Start of Source data
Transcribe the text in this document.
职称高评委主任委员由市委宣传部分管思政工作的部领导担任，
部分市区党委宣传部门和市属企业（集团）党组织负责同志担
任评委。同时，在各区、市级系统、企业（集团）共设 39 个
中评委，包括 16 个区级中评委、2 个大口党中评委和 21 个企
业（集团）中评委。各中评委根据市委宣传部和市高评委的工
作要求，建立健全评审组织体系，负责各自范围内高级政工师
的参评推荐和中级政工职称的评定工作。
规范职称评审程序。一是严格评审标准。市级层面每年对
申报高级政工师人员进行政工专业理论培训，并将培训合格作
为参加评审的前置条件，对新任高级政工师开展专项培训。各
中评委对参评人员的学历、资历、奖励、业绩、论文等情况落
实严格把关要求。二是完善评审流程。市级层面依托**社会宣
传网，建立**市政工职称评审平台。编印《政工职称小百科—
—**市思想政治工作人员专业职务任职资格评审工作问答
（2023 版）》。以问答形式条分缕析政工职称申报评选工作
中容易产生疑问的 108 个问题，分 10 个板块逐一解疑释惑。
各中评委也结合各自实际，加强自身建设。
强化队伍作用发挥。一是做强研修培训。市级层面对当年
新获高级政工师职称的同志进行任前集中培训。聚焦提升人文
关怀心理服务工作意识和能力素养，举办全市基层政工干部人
End of Source data
Start of Source data
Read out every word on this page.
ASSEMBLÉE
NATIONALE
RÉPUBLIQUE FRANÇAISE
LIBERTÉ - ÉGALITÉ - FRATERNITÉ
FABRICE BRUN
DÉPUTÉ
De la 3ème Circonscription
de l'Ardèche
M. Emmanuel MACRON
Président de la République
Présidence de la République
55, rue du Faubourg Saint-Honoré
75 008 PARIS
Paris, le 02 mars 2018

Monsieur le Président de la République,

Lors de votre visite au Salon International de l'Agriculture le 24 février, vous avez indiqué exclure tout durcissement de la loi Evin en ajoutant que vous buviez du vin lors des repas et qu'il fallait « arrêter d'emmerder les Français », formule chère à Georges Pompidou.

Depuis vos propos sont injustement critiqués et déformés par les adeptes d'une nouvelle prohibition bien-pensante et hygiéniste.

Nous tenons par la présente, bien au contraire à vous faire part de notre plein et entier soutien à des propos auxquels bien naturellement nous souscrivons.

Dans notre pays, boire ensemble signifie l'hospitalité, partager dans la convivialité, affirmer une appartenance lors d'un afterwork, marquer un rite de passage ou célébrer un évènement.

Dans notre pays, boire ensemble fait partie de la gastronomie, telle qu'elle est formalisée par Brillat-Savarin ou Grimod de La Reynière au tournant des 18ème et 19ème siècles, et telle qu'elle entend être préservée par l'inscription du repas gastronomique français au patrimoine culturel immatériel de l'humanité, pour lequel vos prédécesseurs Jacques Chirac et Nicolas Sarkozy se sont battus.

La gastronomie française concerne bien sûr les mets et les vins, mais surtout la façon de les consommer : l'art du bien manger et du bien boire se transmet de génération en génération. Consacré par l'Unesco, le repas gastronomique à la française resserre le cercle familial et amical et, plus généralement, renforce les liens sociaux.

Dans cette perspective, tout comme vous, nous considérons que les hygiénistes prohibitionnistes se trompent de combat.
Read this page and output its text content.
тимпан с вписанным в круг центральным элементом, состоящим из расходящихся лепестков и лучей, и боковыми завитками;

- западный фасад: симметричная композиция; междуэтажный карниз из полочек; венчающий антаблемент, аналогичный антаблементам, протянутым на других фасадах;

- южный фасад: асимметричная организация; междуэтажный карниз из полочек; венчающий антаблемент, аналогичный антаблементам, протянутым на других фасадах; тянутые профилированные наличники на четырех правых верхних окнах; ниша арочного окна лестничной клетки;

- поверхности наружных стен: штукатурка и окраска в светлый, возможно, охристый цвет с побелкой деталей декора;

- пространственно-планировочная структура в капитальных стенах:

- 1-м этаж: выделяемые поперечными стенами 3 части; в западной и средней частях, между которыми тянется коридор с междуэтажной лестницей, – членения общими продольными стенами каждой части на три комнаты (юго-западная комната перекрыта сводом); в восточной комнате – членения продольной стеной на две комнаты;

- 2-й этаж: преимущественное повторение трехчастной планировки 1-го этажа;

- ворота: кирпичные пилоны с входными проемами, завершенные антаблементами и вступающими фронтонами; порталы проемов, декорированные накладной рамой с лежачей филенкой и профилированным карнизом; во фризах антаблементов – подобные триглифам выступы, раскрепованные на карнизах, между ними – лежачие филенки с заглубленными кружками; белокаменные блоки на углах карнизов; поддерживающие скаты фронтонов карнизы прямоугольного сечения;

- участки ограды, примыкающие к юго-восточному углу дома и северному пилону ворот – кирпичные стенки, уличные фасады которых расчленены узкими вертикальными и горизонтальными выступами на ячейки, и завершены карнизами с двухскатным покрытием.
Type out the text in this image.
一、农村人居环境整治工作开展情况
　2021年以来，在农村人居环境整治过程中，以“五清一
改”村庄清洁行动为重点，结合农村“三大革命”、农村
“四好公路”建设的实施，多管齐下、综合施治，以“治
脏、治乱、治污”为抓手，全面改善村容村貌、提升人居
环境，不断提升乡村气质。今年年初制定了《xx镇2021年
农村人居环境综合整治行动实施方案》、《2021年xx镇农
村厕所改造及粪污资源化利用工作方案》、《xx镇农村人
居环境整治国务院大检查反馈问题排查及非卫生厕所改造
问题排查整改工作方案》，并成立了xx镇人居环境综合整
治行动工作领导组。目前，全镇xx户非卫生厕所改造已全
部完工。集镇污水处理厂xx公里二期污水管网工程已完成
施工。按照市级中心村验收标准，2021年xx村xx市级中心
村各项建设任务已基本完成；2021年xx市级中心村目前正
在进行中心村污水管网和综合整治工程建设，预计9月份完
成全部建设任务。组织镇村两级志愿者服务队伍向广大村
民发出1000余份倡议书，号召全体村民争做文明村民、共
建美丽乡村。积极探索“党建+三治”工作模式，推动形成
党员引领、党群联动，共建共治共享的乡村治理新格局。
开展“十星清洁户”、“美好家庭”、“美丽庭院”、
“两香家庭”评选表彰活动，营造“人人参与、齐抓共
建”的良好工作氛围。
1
End of Source data
Exercise prompt:
Extract all lines from the material above that include the word "lors".

Result:
Lors de votre visite au Salon International de l'Agriculture le 24 février, vous avez indiqué exclure tout durcissement de la loi Evin en ajoutant que vous buviez du vin lors des repas et qu'il fallait « arrêter d'emmerder les Français », formule chère à Georges Pompidou.
Dans notre pays, boire ensemble signifie l'hospitalité, partager dans la convivialité, affirmer une appartenance lors d'un afterwork, marquer un rite de passage ou célébrer un évènement.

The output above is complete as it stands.